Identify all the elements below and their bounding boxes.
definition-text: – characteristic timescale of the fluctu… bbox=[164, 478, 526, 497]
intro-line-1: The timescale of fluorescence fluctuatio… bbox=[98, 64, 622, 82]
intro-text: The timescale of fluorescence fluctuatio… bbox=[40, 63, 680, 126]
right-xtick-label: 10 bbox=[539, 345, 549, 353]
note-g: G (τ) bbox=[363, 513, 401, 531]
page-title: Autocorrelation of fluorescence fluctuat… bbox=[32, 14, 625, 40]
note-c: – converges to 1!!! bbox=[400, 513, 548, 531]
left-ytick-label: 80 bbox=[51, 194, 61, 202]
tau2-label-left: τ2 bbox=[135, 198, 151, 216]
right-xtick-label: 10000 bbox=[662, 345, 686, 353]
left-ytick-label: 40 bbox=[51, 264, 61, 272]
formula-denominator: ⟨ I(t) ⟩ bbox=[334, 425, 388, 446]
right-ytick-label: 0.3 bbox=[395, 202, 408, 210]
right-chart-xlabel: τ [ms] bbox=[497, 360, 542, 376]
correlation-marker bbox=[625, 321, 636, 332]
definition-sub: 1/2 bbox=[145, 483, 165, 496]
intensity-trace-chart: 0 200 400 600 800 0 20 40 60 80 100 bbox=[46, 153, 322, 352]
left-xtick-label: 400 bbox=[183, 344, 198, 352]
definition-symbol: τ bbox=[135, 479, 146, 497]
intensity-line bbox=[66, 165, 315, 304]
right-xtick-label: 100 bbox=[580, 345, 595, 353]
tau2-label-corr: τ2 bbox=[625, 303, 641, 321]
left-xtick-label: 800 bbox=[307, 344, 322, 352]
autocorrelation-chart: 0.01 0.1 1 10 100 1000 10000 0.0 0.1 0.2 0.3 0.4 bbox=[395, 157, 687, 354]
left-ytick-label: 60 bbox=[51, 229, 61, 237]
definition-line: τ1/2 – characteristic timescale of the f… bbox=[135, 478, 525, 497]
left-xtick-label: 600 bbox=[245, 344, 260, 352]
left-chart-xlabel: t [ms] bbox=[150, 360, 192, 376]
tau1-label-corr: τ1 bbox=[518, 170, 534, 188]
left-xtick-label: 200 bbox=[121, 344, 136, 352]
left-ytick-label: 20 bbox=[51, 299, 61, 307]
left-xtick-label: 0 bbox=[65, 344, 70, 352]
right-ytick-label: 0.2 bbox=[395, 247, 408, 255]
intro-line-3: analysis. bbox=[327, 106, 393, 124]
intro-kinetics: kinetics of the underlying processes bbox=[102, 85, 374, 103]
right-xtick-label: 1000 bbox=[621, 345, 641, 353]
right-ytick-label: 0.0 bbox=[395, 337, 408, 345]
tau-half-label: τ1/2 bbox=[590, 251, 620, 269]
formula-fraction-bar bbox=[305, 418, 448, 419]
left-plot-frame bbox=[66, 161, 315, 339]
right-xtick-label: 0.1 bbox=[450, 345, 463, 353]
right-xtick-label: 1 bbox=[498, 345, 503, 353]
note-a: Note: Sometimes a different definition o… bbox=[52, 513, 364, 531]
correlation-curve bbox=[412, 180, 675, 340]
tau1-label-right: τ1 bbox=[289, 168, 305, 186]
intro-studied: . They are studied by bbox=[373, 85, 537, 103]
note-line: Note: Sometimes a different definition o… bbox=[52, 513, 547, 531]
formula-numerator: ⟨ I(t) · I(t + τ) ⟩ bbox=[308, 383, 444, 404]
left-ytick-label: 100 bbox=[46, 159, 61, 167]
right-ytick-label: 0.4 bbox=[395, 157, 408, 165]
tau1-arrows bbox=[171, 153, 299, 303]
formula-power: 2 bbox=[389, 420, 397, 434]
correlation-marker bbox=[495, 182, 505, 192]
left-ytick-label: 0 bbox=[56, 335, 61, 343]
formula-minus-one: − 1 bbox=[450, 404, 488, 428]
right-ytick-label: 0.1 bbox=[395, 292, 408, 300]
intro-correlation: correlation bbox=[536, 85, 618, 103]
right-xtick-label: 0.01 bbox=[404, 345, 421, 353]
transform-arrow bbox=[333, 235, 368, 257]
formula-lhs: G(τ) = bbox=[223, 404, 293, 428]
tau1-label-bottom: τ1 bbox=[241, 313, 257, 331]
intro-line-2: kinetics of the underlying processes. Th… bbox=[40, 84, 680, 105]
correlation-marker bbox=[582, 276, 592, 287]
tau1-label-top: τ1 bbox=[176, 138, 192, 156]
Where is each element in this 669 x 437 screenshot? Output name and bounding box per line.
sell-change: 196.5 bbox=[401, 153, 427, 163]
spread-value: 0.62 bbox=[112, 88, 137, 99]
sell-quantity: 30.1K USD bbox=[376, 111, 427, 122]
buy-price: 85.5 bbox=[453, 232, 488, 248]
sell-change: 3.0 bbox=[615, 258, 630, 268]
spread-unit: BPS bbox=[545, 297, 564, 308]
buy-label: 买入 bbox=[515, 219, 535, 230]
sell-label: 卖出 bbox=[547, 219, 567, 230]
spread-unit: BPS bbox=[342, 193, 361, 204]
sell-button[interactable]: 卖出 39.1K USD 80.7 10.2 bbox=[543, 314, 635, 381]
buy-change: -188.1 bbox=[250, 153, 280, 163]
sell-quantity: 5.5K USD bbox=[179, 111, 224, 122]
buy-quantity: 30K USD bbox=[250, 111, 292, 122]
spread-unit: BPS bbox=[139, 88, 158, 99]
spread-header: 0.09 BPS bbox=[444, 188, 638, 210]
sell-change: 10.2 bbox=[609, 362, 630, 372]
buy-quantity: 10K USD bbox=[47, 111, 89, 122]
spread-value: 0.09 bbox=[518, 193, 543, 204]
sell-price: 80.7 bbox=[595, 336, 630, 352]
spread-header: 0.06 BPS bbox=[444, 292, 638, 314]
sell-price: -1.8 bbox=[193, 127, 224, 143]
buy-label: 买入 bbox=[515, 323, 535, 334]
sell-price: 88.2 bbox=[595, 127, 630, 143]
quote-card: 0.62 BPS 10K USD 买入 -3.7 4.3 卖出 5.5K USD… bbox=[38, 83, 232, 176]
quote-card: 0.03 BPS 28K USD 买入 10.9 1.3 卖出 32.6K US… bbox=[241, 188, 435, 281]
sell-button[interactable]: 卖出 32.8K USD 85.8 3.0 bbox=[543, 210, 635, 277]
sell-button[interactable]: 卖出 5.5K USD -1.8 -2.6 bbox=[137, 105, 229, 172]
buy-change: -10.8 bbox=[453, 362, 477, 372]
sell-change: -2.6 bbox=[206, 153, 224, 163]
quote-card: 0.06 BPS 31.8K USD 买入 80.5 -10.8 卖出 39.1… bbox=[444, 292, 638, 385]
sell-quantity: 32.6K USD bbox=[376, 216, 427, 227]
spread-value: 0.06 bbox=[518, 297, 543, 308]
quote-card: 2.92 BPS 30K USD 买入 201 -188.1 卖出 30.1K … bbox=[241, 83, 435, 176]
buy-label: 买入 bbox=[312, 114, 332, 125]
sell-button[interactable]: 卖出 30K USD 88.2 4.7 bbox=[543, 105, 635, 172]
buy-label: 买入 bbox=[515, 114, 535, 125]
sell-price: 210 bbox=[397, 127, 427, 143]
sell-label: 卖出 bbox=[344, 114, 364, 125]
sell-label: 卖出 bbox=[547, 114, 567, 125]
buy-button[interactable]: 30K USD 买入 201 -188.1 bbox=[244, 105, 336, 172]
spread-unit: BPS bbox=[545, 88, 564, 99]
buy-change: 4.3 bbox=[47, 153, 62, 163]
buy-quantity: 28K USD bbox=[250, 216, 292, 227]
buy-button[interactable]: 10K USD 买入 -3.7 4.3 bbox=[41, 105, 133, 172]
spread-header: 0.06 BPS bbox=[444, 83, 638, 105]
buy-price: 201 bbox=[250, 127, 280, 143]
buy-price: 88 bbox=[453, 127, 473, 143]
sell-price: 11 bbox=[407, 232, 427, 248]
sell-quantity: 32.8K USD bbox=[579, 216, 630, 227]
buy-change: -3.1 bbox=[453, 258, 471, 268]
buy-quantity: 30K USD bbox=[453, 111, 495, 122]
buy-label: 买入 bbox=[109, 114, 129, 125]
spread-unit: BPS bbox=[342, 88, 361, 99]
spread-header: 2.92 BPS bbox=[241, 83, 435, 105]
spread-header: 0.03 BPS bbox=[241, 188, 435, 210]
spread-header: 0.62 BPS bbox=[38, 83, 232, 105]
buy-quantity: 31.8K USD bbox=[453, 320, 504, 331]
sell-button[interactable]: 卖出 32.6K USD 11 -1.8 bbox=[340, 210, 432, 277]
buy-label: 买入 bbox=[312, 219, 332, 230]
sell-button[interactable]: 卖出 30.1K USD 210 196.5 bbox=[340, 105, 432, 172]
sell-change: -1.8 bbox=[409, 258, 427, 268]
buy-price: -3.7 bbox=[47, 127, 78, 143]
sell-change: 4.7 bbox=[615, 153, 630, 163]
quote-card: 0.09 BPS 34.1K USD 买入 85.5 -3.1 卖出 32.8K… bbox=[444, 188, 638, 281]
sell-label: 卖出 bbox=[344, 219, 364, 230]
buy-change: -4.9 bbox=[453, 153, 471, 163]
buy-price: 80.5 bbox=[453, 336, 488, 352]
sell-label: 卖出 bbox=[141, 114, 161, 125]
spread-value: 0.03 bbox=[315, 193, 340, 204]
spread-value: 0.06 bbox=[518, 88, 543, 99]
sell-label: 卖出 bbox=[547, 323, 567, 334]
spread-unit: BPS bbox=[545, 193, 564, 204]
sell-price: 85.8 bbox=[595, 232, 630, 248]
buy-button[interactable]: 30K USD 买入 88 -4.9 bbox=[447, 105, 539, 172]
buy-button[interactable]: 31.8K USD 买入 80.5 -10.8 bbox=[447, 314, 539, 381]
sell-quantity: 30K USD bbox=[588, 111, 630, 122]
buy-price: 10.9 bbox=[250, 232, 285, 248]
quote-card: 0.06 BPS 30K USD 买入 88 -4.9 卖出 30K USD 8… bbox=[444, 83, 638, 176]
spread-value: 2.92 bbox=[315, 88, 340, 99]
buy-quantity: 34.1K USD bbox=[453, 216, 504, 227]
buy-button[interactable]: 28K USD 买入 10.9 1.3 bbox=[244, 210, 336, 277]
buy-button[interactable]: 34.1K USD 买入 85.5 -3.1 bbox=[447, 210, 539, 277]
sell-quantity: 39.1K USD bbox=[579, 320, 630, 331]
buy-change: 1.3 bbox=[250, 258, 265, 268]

+-------+

Problem:
Write out the records above, from their first line down to and including the line that contains "note-c: – converges", as a JSON list of strings with one string per line and no blank lines.

The completed task:
[
  "Identify all the elements below and their bounding boxes.",
  "definition-text: – characteristic timescale of the fluctu… bbox=[164, 478, 526, 497]",
  "intro-line-1: The timescale of fluorescence fluctuatio… bbox=[98, 64, 622, 82]",
  "intro-text: The timescale of fluorescence fluctuatio… bbox=[40, 63, 680, 126]",
  "right-xtick-label: 10 bbox=[539, 345, 549, 353]",
  "note-g: G (τ) bbox=[363, 513, 401, 531]",
  "page-title: Autocorrelation of fluorescence fluctuat… bbox=[32, 14, 625, 40]",
  "note-c: – converges to 1!!! bbox=[400, 513, 548, 531]"
]